● **SOURCE DATA**:
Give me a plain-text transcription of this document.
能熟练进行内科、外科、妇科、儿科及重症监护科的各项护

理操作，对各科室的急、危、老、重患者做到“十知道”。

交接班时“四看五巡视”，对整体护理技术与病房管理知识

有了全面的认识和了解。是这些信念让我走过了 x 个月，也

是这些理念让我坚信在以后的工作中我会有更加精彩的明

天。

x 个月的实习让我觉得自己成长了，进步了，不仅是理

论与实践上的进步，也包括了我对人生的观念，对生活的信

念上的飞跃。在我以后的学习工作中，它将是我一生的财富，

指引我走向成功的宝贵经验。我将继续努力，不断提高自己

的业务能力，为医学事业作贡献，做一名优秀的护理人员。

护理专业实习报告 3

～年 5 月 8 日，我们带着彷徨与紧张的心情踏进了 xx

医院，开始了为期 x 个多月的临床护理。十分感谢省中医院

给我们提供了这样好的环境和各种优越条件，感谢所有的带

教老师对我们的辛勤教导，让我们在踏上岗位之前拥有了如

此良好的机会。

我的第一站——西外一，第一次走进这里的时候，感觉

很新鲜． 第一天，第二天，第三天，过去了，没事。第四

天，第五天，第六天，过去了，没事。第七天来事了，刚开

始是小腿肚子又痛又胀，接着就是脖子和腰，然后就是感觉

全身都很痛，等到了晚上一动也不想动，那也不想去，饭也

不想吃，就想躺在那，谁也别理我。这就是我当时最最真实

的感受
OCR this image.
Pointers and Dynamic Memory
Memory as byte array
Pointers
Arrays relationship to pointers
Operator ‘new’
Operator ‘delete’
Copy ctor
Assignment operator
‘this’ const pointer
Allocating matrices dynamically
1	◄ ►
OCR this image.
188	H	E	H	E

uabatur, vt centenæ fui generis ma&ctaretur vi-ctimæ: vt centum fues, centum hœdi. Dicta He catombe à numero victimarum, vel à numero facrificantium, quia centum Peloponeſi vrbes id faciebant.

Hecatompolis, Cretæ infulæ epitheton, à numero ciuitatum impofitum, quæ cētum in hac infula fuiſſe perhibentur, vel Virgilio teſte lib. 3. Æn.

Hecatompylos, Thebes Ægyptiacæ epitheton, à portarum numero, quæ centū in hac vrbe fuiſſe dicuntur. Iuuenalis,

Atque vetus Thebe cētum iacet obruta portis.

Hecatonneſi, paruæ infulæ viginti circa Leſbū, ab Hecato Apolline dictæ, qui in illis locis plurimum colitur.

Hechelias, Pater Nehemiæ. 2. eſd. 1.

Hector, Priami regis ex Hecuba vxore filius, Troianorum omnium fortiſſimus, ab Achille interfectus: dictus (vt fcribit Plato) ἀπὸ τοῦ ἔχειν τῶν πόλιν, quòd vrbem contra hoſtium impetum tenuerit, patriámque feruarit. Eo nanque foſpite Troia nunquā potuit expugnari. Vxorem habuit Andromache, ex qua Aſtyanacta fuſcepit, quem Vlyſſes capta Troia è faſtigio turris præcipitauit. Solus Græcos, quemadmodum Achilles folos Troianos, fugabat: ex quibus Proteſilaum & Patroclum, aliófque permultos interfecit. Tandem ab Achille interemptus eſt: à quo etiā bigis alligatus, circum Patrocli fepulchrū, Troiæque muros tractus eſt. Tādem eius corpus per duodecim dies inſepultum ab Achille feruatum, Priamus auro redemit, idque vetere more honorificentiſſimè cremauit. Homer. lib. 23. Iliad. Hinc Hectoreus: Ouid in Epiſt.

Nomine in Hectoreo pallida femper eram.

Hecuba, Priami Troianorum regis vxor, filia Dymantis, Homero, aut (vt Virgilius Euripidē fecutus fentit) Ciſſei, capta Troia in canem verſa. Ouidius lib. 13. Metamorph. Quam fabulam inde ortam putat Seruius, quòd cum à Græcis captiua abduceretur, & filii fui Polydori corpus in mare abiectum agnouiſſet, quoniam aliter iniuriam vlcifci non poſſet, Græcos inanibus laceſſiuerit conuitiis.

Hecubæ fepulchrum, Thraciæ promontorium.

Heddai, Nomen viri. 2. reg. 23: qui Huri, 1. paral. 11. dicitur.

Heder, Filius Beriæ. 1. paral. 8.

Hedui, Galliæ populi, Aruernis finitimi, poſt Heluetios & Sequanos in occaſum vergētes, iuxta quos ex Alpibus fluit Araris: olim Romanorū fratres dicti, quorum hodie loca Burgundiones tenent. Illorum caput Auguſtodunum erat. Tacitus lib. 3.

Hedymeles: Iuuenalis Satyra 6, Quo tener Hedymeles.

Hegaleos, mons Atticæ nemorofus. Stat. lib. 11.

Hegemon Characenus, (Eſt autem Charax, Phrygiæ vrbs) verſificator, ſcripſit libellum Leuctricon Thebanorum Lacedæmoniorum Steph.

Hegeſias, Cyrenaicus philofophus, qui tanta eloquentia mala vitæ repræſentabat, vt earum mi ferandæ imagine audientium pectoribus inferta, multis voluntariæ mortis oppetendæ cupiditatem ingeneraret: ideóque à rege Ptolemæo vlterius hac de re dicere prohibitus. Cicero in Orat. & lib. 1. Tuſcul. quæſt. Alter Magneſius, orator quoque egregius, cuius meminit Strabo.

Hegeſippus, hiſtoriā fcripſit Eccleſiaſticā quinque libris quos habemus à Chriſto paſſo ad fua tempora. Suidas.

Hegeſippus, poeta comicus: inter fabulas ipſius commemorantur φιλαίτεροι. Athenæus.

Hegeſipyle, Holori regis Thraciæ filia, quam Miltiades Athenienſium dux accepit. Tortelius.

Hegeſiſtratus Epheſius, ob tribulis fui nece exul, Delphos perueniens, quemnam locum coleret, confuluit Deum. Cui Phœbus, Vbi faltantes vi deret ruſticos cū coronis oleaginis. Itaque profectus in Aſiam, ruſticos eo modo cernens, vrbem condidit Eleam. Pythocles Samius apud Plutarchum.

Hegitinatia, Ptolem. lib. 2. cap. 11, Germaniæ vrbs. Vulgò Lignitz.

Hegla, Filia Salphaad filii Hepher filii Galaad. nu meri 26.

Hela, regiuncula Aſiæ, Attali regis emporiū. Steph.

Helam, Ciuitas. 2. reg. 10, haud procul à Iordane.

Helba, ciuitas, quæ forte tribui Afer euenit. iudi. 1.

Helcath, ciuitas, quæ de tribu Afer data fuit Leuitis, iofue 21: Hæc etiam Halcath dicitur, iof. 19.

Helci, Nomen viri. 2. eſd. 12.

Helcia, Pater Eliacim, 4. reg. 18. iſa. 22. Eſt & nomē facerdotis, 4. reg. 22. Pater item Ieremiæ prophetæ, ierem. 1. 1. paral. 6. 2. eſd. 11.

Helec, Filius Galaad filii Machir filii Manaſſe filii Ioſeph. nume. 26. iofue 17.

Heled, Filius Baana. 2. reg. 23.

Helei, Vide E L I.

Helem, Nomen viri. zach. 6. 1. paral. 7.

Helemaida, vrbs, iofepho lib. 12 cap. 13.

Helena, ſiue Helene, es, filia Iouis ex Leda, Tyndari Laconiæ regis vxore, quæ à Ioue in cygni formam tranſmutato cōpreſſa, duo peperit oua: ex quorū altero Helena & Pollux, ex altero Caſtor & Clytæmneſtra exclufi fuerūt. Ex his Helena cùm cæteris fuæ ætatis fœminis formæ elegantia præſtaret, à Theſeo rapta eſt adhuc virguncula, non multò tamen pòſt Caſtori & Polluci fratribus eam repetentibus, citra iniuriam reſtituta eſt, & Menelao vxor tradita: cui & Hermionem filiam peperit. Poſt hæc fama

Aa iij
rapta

● **EXERCISE**:
Reproduce the full listing word for word.

● **EXERCISE SOLUTION**:
Give me a plain-text transcription of this document.
能熟练进行内科、外科、妇科、儿科及重症监护科的各项护

理操作，对各科室的急、危、老、重患者做到“十知道”。

交接班时“四看五巡视”，对整体护理技术与病房管理知识

有了全面的认识和了解。是这些信念让我走过了 x 个月，也

是这些理念让我坚信在以后的工作中我会有更加精彩的明

天。

x 个月的实习让我觉得自己成长了，进步了，不仅是理

论与实践上的进步，也包括了我对人生的观念，对生活的信

念上的飞跃。在我以后的学习工作中，它将是我一生的财富，

指引我走向成功的宝贵经验。我将继续努力，不断提高自己

的业务能力，为医学事业作贡献，做一名优秀的护理人员。

护理专业实习报告 3

～年 5 月 8 日，我们带着彷徨与紧张的心情踏进了 xx

医院，开始了为期 x 个多月的临床护理。十分感谢省中医院

给我们提供了这样好的环境和各种优越条件，感谢所有的带

教老师对我们的辛勤教导，让我们在踏上岗位之前拥有了如

此良好的机会。

我的第一站——西外一，第一次走进这里的时候，感觉

很新鲜． 第一天，第二天，第三天，过去了，没事。第四

天，第五天，第六天，过去了，没事。第七天来事了，刚开

始是小腿肚子又痛又胀，接着就是脖子和腰，然后就是感觉

全身都很痛，等到了晚上一动也不想动，那也不想去，饭也

不想吃，就想躺在那，谁也别理我。这就是我当时最最真实

的感受
OCR this image.
Pointers and Dynamic Memory
Memory as byte array
Pointers
Arrays relationship to pointers
Operator ‘new’
Operator ‘delete’
Copy ctor
Assignment operator
‘this’ const pointer
Allocating matrices dynamically
1	◄ ►
OCR this image.
188	H	E	H	E

uabatur, vt centenæ fui generis ma&ctaretur vi-ctimæ: vt centum fues, centum hœdi. Dicta He catombe à numero victimarum, vel à numero facrificantium, quia centum Peloponeſi vrbes id faciebant.

Hecatompolis, Cretæ infulæ epitheton, à numero ciuitatum impofitum, quæ cētum in hac infula fuiſſe perhibentur, vel Virgilio teſte lib. 3. Æn.

Hecatompylos, Thebes Ægyptiacæ epitheton, à portarum numero, quæ centū in hac vrbe fuiſſe dicuntur. Iuuenalis,

Atque vetus Thebe cētum iacet obruta portis.

Hecatonneſi, paruæ infulæ viginti circa Leſbū, ab Hecato Apolline dictæ, qui in illis locis plurimum colitur.

Hechelias, Pater Nehemiæ. 2. eſd. 1.

Hector, Priami regis ex Hecuba vxore filius, Troianorum omnium fortiſſimus, ab Achille interfectus: dictus (vt fcribit Plato) ἀπὸ τοῦ ἔχειν τῶν πόλιν, quòd vrbem contra hoſtium impetum tenuerit, patriámque feruarit. Eo nanque foſpite Troia nunquā potuit expugnari. Vxorem habuit Andromache, ex qua Aſtyanacta fuſcepit, quem Vlyſſes capta Troia è faſtigio turris præcipitauit. Solus Græcos, quemadmodum Achilles folos Troianos, fugabat: ex quibus Proteſilaum & Patroclum, aliófque permultos interfecit. Tandem ab Achille interemptus eſt: à quo etiā bigis alligatus, circum Patrocli fepulchrū, Troiæque muros tractus eſt. Tādem eius corpus per duodecim dies inſepultum ab Achille feruatum, Priamus auro redemit, idque vetere more honorificentiſſimè cremauit. Homer. lib. 23. Iliad. Hinc Hectoreus: Ouid in Epiſt.

Nomine in Hectoreo pallida femper eram.

Hecuba, Priami Troianorum regis vxor, filia Dymantis, Homero, aut (vt Virgilius Euripidē fecutus fentit) Ciſſei, capta Troia in canem verſa. Ouidius lib. 13. Metamorph. Quam fabulam inde ortam putat Seruius, quòd cum à Græcis captiua abduceretur, & filii fui Polydori corpus in mare abiectum agnouiſſet, quoniam aliter iniuriam vlcifci non poſſet, Græcos inanibus laceſſiuerit conuitiis.

Hecubæ fepulchrum, Thraciæ promontorium.

Heddai, Nomen viri. 2. reg. 23: qui Huri, 1. paral. 11. dicitur.

Heder, Filius Beriæ. 1. paral. 8.

Hedui, Galliæ populi, Aruernis finitimi, poſt Heluetios & Sequanos in occaſum vergētes, iuxta quos ex Alpibus fluit Araris: olim Romanorū fratres dicti, quorum hodie loca Burgundiones tenent. Illorum caput Auguſtodunum erat. Tacitus lib. 3.

Hedymeles: Iuuenalis Satyra 6, Quo tener Hedymeles.

Hegaleos, mons Atticæ nemorofus. Stat. lib. 11.

Hegemon Characenus, (Eſt autem Charax, Phrygiæ vrbs) verſificator, ſcripſit libellum Leuctricon Thebanorum Lacedæmoniorum Steph.

Hegeſias, Cyrenaicus philofophus, qui tanta eloquentia mala vitæ repræſentabat, vt earum mi ferandæ imagine audientium pectoribus inferta, multis voluntariæ mortis oppetendæ cupiditatem ingeneraret: ideóque à rege Ptolemæo vlterius hac de re dicere prohibitus. Cicero in Orat. & lib. 1. Tuſcul. quæſt. Alter Magneſius, orator quoque egregius, cuius meminit Strabo.

Hegeſippus, hiſtoriā fcripſit Eccleſiaſticā quinque libris quos habemus à Chriſto paſſo ad fua tempora. Suidas.

Hegeſippus, poeta comicus: inter fabulas ipſius commemorantur φιλαίτεροι. Athenæus.

Hegeſipyle, Holori regis Thraciæ filia, quam Miltiades Athenienſium dux accepit. Tortelius.

Hegeſiſtratus Epheſius, ob tribulis fui nece exul, Delphos perueniens, quemnam locum coleret, confuluit Deum. Cui Phœbus, Vbi faltantes vi deret ruſticos cū coronis oleaginis. Itaque profectus in Aſiam, ruſticos eo modo cernens, vrbem condidit Eleam. Pythocles Samius apud Plutarchum.

Hegitinatia, Ptolem. lib. 2. cap. 11, Germaniæ vrbs. Vulgò Lignitz.

Hegla, Filia Salphaad filii Hepher filii Galaad. nu meri 26.

Hela, regiuncula Aſiæ, Attali regis emporiū. Steph.

Helam, Ciuitas. 2. reg. 10, haud procul à Iordane.

Helba, ciuitas, quæ forte tribui Afer euenit. iudi. 1.

Helcath, ciuitas, quæ de tribu Afer data fuit Leuitis, iofue 21: Hæc etiam Halcath dicitur, iof. 19.

Helci, Nomen viri. 2. eſd. 12.

Helcia, Pater Eliacim, 4. reg. 18. iſa. 22. Eſt & nomē facerdotis, 4. reg. 22. Pater item Ieremiæ prophetæ, ierem. 1. 1. paral. 6. 2. eſd. 11.

Helec, Filius Galaad filii Machir filii Manaſſe filii Ioſeph. nume. 26. iofue 17.

Heled, Filius Baana. 2. reg. 23.

Helei, Vide E L I.

Helem, Nomen viri. zach. 6. 1. paral. 7.

Helemaida, vrbs, iofepho lib. 12 cap. 13.

Helena, ſiue Helene, es, filia Iouis ex Leda, Tyndari Laconiæ regis vxore, quæ à Ioue in cygni formam tranſmutato cōpreſſa, duo peperit oua: ex quorū altero Helena & Pollux, ex altero Caſtor & Clytæmneſtra exclufi fuerūt. Ex his Helena cùm cæteris fuæ ætatis fœminis formæ elegantia præſtaret, à Theſeo rapta eſt adhuc virguncula, non multò tamen pòſt Caſtori & Polluci fratribus eam repetentibus, citra iniuriam reſtituta eſt, & Menelao vxor tradita: cui & Hermionem filiam peperit. Poſt hæc fama

Aa iij
rapta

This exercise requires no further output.